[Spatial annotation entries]

______

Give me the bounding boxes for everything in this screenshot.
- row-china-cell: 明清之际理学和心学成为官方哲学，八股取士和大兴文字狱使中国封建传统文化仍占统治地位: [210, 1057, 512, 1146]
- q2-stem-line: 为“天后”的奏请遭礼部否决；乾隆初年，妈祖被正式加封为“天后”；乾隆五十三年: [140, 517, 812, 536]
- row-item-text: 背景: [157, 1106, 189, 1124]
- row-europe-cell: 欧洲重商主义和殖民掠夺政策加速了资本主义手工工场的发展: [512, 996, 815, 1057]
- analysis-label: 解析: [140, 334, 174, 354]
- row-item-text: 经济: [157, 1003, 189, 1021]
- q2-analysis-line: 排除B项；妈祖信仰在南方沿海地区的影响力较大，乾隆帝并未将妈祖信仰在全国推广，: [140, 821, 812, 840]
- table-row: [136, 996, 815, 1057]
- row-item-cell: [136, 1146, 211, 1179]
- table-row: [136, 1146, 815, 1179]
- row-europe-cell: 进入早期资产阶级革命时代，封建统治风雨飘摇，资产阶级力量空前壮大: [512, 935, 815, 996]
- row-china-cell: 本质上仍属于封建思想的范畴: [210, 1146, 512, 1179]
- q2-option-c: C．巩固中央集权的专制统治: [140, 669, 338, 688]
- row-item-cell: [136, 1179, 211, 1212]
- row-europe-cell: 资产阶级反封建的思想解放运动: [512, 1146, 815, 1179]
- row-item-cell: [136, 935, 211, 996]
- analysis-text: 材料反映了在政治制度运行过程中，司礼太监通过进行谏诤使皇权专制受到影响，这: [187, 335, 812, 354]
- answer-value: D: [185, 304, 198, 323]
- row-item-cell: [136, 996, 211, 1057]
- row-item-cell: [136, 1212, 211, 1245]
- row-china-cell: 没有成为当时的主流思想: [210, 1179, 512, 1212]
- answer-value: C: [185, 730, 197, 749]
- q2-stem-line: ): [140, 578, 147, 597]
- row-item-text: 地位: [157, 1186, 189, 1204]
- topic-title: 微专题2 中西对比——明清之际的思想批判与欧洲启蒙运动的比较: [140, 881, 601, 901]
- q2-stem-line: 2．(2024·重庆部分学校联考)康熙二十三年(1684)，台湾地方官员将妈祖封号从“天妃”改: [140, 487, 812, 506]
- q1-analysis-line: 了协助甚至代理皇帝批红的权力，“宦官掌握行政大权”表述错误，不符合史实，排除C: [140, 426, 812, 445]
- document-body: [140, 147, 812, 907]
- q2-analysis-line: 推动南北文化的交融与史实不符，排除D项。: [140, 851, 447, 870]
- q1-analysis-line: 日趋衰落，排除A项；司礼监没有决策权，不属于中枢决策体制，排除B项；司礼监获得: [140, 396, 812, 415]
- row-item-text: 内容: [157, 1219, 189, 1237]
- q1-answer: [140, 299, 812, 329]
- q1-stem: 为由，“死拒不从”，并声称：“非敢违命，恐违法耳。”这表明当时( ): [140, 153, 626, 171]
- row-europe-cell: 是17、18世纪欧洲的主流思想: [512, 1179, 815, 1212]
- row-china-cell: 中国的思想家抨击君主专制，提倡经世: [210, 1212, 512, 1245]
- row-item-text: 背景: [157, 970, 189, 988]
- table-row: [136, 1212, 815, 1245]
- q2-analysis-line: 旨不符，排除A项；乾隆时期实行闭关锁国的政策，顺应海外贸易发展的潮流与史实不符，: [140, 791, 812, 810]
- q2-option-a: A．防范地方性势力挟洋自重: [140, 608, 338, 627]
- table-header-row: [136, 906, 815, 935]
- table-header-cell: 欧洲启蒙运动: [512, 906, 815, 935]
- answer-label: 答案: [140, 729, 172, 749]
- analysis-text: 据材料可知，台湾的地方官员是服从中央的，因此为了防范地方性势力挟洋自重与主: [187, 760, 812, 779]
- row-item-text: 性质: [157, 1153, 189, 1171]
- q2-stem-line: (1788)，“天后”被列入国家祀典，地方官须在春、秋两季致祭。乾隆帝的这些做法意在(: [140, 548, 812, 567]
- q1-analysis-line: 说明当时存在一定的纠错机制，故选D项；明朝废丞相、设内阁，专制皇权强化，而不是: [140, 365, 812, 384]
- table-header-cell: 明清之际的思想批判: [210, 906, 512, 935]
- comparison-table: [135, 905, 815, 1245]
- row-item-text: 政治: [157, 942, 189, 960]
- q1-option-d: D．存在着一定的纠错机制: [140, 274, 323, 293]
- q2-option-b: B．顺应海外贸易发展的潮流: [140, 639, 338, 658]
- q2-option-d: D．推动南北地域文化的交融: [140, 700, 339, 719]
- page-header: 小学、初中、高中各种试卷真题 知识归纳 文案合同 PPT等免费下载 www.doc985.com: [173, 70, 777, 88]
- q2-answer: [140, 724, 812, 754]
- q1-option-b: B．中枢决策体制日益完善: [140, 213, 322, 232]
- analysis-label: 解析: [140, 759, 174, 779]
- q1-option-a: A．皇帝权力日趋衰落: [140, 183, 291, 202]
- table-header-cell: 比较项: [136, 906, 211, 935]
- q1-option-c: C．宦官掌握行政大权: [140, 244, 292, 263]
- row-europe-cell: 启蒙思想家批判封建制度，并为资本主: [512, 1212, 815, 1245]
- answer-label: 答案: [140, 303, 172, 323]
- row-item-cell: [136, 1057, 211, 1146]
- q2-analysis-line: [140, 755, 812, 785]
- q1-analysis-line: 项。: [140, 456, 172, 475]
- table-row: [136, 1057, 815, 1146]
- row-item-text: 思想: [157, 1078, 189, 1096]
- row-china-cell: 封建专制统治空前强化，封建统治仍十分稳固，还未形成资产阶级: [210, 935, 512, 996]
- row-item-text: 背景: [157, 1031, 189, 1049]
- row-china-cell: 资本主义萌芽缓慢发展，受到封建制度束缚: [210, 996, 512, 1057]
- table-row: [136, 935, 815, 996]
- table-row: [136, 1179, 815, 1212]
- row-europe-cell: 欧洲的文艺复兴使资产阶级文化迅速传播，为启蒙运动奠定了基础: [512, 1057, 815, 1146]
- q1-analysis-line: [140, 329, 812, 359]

______

**What to work on**: Please extract every line of the rows above and reproduce each one unchanged.

**Reply to the task**:
Give me the bounding boxes for everything in this screenshot.
- row-china-cell: 明清之际理学和心学成为官方哲学，八股取士和大兴文字狱使中国封建传统文化仍占统治地位: [210, 1057, 512, 1146]
- q2-stem-line: 为“天后”的奏请遭礼部否决；乾隆初年，妈祖被正式加封为“天后”；乾隆五十三年: [140, 517, 812, 536]
- row-item-text: 背景: [157, 1106, 189, 1124]
- row-europe-cell: 欧洲重商主义和殖民掠夺政策加速了资本主义手工工场的发展: [512, 996, 815, 1057]
- analysis-label: 解析: [140, 334, 174, 354]
- row-item-text: 经济: [157, 1003, 189, 1021]
- q2-analysis-line: 排除B项；妈祖信仰在南方沿海地区的影响力较大，乾隆帝并未将妈祖信仰在全国推广，: [140, 821, 812, 840]
- table-row: [136, 996, 815, 1057]
- row-item-cell: [136, 1146, 211, 1179]
- table-row: [136, 1146, 815, 1179]
- row-europe-cell: 进入早期资产阶级革命时代，封建统治风雨飘摇，资产阶级力量空前壮大: [512, 935, 815, 996]
- row-china-cell: 本质上仍属于封建思想的范畴: [210, 1146, 512, 1179]
- q2-option-c: C．巩固中央集权的专制统治: [140, 669, 338, 688]
- row-item-cell: [136, 1179, 211, 1212]
- row-europe-cell: 资产阶级反封建的思想解放运动: [512, 1146, 815, 1179]
- row-item-cell: [136, 935, 211, 996]
- analysis-text: 材料反映了在政治制度运行过程中，司礼太监通过进行谏诤使皇权专制受到影响，这: [187, 335, 812, 354]
- answer-value: D: [185, 304, 198, 323]
- row-item-cell: [136, 996, 211, 1057]
- row-item-cell: [136, 1212, 211, 1245]
- row-china-cell: 没有成为当时的主流思想: [210, 1179, 512, 1212]
- answer-value: C: [185, 730, 197, 749]
- q2-stem-line: ): [140, 578, 147, 597]
- row-item-text: 地位: [157, 1186, 189, 1204]
- topic-title: 微专题2 中西对比——明清之际的思想批判与欧洲启蒙运动的比较: [140, 881, 601, 901]
- q2-stem-line: 2．(2024·重庆部分学校联考)康熙二十三年(1684)，台湾地方官员将妈祖封号从“天妃”改: [140, 487, 812, 506]
- q1-analysis-line: 了协助甚至代理皇帝批红的权力，“宦官掌握行政大权”表述错误，不符合史实，排除C: [140, 426, 812, 445]
- document-body: [140, 147, 812, 907]
- q2-analysis-line: 推动南北文化的交融与史实不符，排除D项。: [140, 851, 447, 870]
- q1-analysis-line: 日趋衰落，排除A项；司礼监没有决策权，不属于中枢决策体制，排除B项；司礼监获得: [140, 396, 812, 415]
- row-item-text: 内容: [157, 1219, 189, 1237]
- q1-answer: [140, 299, 812, 329]
- q1-stem: 为由，“死拒不从”，并声称：“非敢违命，恐违法耳。”这表明当时( ): [140, 153, 626, 171]
- row-europe-cell: 是17、18世纪欧洲的主流思想: [512, 1179, 815, 1212]
- row-china-cell: 中国的思想家抨击君主专制，提倡经世: [210, 1212, 512, 1245]
- row-item-text: 背景: [157, 970, 189, 988]
- table-row: [136, 1212, 815, 1245]
- q2-analysis-line: 旨不符，排除A项；乾隆时期实行闭关锁国的政策，顺应海外贸易发展的潮流与史实不符，: [140, 791, 812, 810]
- q2-option-a: A．防范地方性势力挟洋自重: [140, 608, 338, 627]
- table-header-row: [136, 906, 815, 935]
- table-header-cell: 欧洲启蒙运动: [512, 906, 815, 935]
- answer-label: 答案: [140, 729, 172, 749]
- analysis-text: 据材料可知，台湾的地方官员是服从中央的，因此为了防范地方性势力挟洋自重与主: [187, 760, 812, 779]
- row-item-text: 性质: [157, 1153, 189, 1171]
- q2-stem-line: (1788)，“天后”被列入国家祀典，地方官须在春、秋两季致祭。乾隆帝的这些做法意在(: [140, 548, 812, 567]
- q1-analysis-line: 说明当时存在一定的纠错机制，故选D项；明朝废丞相、设内阁，专制皇权强化，而不是: [140, 365, 812, 384]
- table-header-cell: 明清之际的思想批判: [210, 906, 512, 935]
- comparison-table: [135, 905, 815, 1245]
- row-item-text: 政治: [157, 942, 189, 960]
- q1-option-d: D．存在着一定的纠错机制: [140, 274, 323, 293]
- q2-option-b: B．顺应海外贸易发展的潮流: [140, 639, 338, 658]
- q2-option-d: D．推动南北地域文化的交融: [140, 700, 339, 719]
- page-header: 小学、初中、高中各种试卷真题 知识归纳 文案合同 PPT等免费下载 www.doc985.com: [173, 70, 777, 88]
- q2-answer: [140, 724, 812, 754]
- q1-option-b: B．中枢决策体制日益完善: [140, 213, 322, 232]
- analysis-label: 解析: [140, 759, 174, 779]
- q1-option-a: A．皇帝权力日趋衰落: [140, 183, 291, 202]
- table-header-cell: 比较项: [136, 906, 211, 935]
- q1-option-c: C．宦官掌握行政大权: [140, 244, 292, 263]
- row-europe-cell: 启蒙思想家批判封建制度，并为资本主: [512, 1212, 815, 1245]
- answer-label: 答案: [140, 303, 172, 323]
- row-item-cell: [136, 1057, 211, 1146]
- q2-analysis-line: [140, 755, 812, 785]
- q1-analysis-line: 项。: [140, 456, 172, 475]
- table-row: [136, 1057, 815, 1146]
- row-item-text: 思想: [157, 1078, 189, 1096]
- row-china-cell: 封建专制统治空前强化，封建统治仍十分稳固，还未形成资产阶级: [210, 935, 512, 996]
- row-item-text: 背景: [157, 1031, 189, 1049]
- row-china-cell: 资本主义萌芽缓慢发展，受到封建制度束缚: [210, 996, 512, 1057]
- table-row: [136, 935, 815, 996]
- table-row: [136, 1179, 815, 1212]
- row-europe-cell: 欧洲的文艺复兴使资产阶级文化迅速传播，为启蒙运动奠定了基础: [512, 1057, 815, 1146]
- q1-analysis-line: [140, 329, 812, 359]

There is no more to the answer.